> [SET EXERCISE]
Extract the full listing verbatim and drop any pictures from your copy.

## start MATERIAL SUPPLIED

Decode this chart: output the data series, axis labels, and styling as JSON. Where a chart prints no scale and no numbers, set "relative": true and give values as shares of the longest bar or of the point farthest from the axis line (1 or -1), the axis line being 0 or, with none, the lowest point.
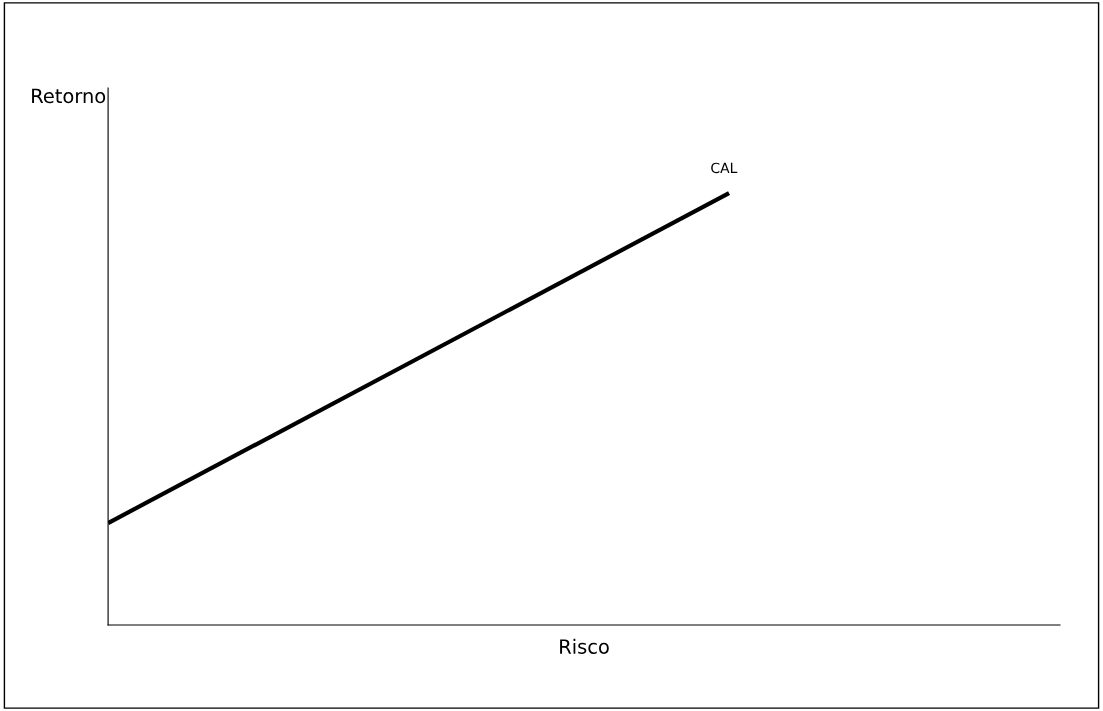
{
  "chart_data": {
    "type": "line",
    "relative": true,
    "xlabel": "Risco",
    "ylabel": "Retorno",
    "categories": [
      null,
      null
    ],
    "series": [
      {
        "name": "CAL",
        "color": "#000000",
        "values": [
          0.236,
          1
        ]
      }
    ],
    "legend": false,
    "marker": "none",
    "line_style": "solid",
    "tick_labels": false
  }
}
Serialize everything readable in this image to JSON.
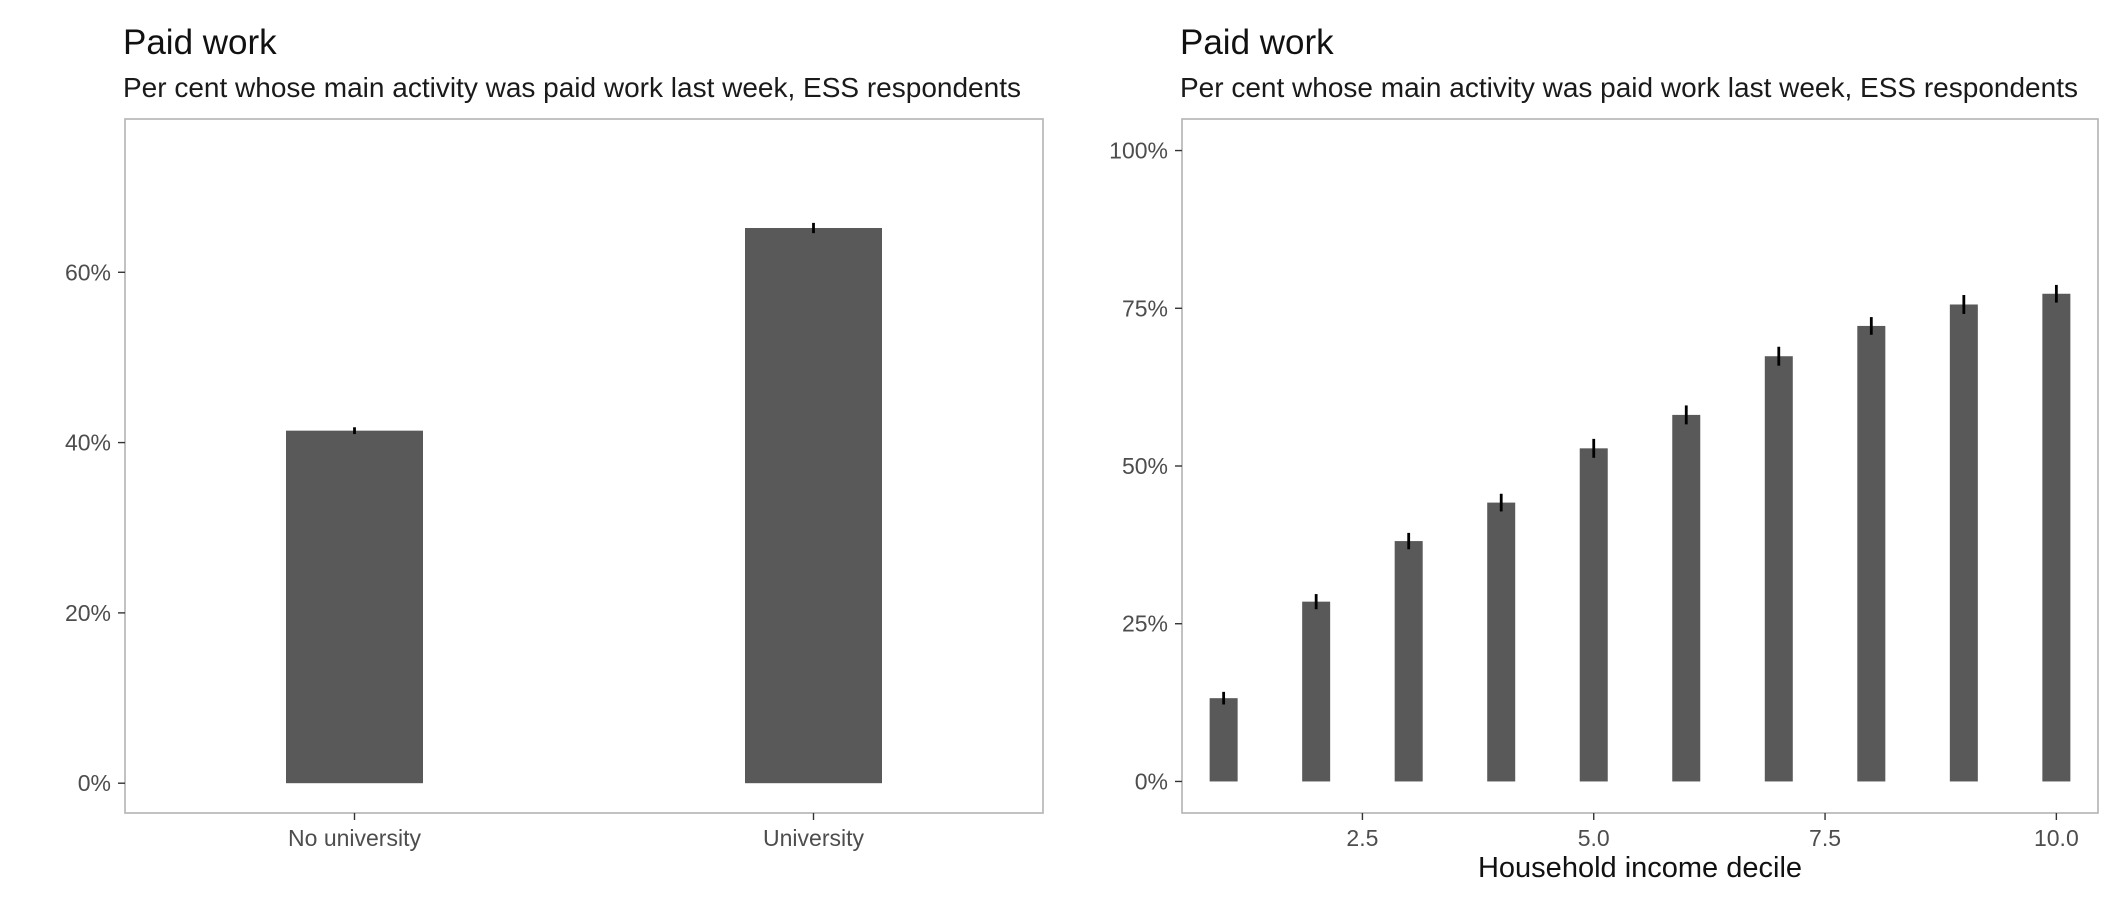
{
  "colors": {
    "bar": "#595959",
    "error_bar": "#000000",
    "panel_border": "#b3b3b3",
    "background": "#ffffff"
  },
  "chart_data": [
    {
      "type": "bar",
      "title": "Paid work",
      "subtitle": "Per cent whose main activity was paid work last week, ESS respondents",
      "xlabel": "",
      "ylabel": "",
      "categories": [
        "No university",
        "University"
      ],
      "values": [
        41.4,
        65.2
      ],
      "error_low": [
        41.0,
        64.6
      ],
      "error_high": [
        41.8,
        65.8
      ],
      "ylim": [
        -3.5,
        78
      ],
      "yticks": [
        0,
        20,
        40,
        60
      ],
      "ytick_labels": [
        "0%",
        "20%",
        "40%",
        "60%"
      ],
      "xticks": [
        "No university",
        "University"
      ],
      "grid": false
    },
    {
      "type": "bar",
      "title": "Paid work",
      "subtitle": "Per cent whose main activity was paid work last week, ESS respondents",
      "xlabel": "Household income decile",
      "ylabel": "",
      "x": [
        1,
        2,
        3,
        4,
        5,
        6,
        7,
        8,
        9,
        10
      ],
      "values": [
        13.2,
        28.5,
        38.1,
        44.2,
        52.8,
        58.1,
        67.4,
        72.2,
        75.6,
        77.3
      ],
      "error_low": [
        12.2,
        27.3,
        36.8,
        42.8,
        51.3,
        56.6,
        65.9,
        70.8,
        74.1,
        75.9
      ],
      "error_high": [
        14.2,
        29.7,
        39.4,
        45.6,
        54.3,
        59.6,
        68.9,
        73.6,
        77.1,
        78.7
      ],
      "xlim": [
        0.55,
        10.45
      ],
      "ylim": [
        -5,
        105
      ],
      "xticks": [
        2.5,
        5.0,
        7.5,
        10.0
      ],
      "xtick_labels": [
        "2.5",
        "5.0",
        "7.5",
        "10.0"
      ],
      "yticks": [
        0,
        25,
        50,
        75,
        100
      ],
      "ytick_labels": [
        "0%",
        "25%",
        "50%",
        "75%",
        "100%"
      ],
      "grid": false
    }
  ]
}
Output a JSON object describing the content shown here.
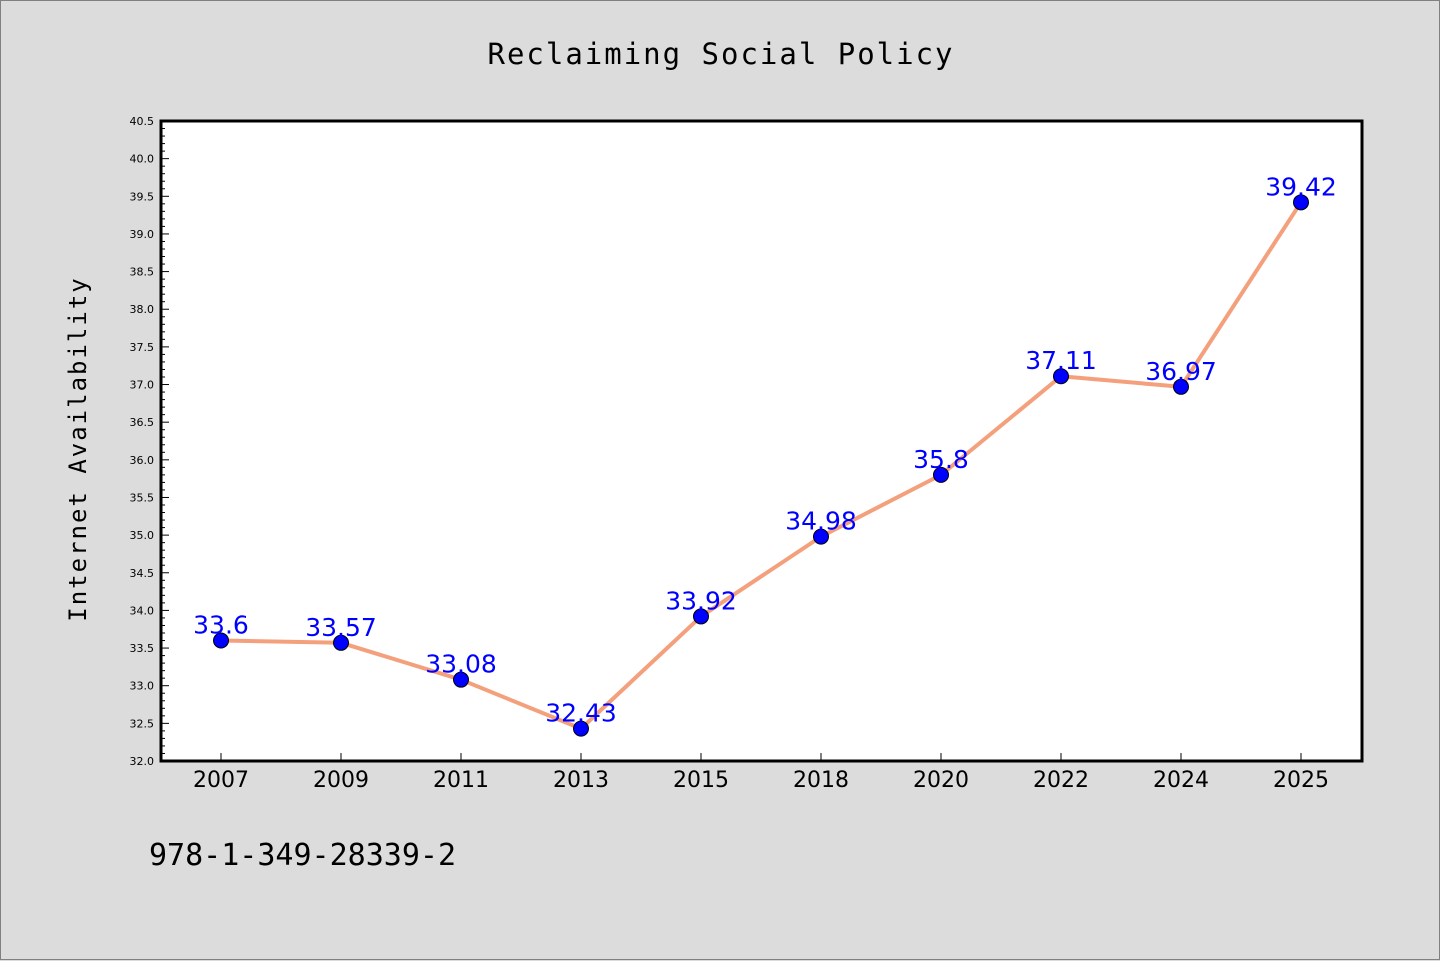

## end MATERIAL SUPPLIED

> [SOLVED PROBLEM]
Decode this chart: output the data series, axis labels, and styling as JSON. Where a chart prints no scale and no numbers, set "relative": true and give values as shares of the longest bar or of the point farthest from the axis line (1 or -1), the axis line being 0 or, with none, the lowest point.
{
  "chart_data": {
    "type": "line",
    "relative": true,
    "xlabel": "Risco",
    "ylabel": "Retorno",
    "categories": [
      null,
      null
    ],
    "series": [
      {
        "name": "CAL",
        "color": "#000000",
        "values": [
          0.236,
          1
        ]
      }
    ],
    "legend": false,
    "marker": "none",
    "line_style": "solid",
    "tick_labels": false
  }
}
Serialize everything readable in this image to JSON.
{
  "colors": {
    "bar": "#595959",
    "error_bar": "#000000",
    "panel_border": "#b3b3b3",
    "background": "#ffffff"
  },
  "chart_data": [
    {
      "type": "bar",
      "title": "Paid work",
      "subtitle": "Per cent whose main activity was paid work last week, ESS respondents",
      "xlabel": "",
      "ylabel": "",
      "categories": [
        "No university",
        "University"
      ],
      "values": [
        41.4,
        65.2
      ],
      "error_low": [
        41.0,
        64.6
      ],
      "error_high": [
        41.8,
        65.8
      ],
      "ylim": [
        -3.5,
        78
      ],
      "yticks": [
        0,
        20,
        40,
        60
      ],
      "ytick_labels": [
        "0%",
        "20%",
        "40%",
        "60%"
      ],
      "xticks": [
        "No university",
        "University"
      ],
      "grid": false
    },
    {
      "type": "bar",
      "title": "Paid work",
      "subtitle": "Per cent whose main activity was paid work last week, ESS respondents",
      "xlabel": "Household income decile",
      "ylabel": "",
      "x": [
        1,
        2,
        3,
        4,
        5,
        6,
        7,
        8,
        9,
        10
      ],
      "values": [
        13.2,
        28.5,
        38.1,
        44.2,
        52.8,
        58.1,
        67.4,
        72.2,
        75.6,
        77.3
      ],
      "error_low": [
        12.2,
        27.3,
        36.8,
        42.8,
        51.3,
        56.6,
        65.9,
        70.8,
        74.1,
        75.9
      ],
      "error_high": [
        14.2,
        29.7,
        39.4,
        45.6,
        54.3,
        59.6,
        68.9,
        73.6,
        77.1,
        78.7
      ],
      "xlim": [
        0.55,
        10.45
      ],
      "ylim": [
        -5,
        105
      ],
      "xticks": [
        2.5,
        5.0,
        7.5,
        10.0
      ],
      "xtick_labels": [
        "2.5",
        "5.0",
        "7.5",
        "10.0"
      ],
      "yticks": [
        0,
        25,
        50,
        75,
        100
      ],
      "ytick_labels": [
        "0%",
        "25%",
        "50%",
        "75%",
        "100%"
      ],
      "grid": false
    }
  ]
}
Output a JSON object describing the content shown here.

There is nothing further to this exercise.